[Items from a figure collection]
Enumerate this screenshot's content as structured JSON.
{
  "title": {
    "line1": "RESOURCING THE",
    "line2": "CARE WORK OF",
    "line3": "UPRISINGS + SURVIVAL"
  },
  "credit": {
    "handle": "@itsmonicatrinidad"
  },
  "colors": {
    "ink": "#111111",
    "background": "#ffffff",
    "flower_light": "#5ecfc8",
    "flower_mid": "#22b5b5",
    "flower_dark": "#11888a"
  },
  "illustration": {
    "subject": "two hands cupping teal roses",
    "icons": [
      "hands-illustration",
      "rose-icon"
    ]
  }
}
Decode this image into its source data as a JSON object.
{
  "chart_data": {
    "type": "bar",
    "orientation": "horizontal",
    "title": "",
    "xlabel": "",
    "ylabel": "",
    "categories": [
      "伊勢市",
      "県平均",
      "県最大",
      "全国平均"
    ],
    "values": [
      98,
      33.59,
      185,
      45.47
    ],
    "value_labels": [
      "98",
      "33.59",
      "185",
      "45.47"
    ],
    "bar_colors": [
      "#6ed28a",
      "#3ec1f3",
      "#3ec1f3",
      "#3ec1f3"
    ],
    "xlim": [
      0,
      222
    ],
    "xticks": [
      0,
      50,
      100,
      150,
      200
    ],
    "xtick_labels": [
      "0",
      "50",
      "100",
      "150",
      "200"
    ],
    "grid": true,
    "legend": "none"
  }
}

_Exercise_
Give back the lines above exactly, from the one with "Decode this image" through the last line.

_Output for this exercise_
Decode this image into its source data as a JSON object.
{
  "chart_data": {
    "type": "bar",
    "orientation": "horizontal",
    "title": "",
    "xlabel": "",
    "ylabel": "",
    "categories": [
      "伊勢市",
      "県平均",
      "県最大",
      "全国平均"
    ],
    "values": [
      98,
      33.59,
      185,
      45.47
    ],
    "value_labels": [
      "98",
      "33.59",
      "185",
      "45.47"
    ],
    "bar_colors": [
      "#6ed28a",
      "#3ec1f3",
      "#3ec1f3",
      "#3ec1f3"
    ],
    "xlim": [
      0,
      222
    ],
    "xticks": [
      0,
      50,
      100,
      150,
      200
    ],
    "xtick_labels": [
      "0",
      "50",
      "100",
      "150",
      "200"
    ],
    "grid": true,
    "legend": "none"
  }
}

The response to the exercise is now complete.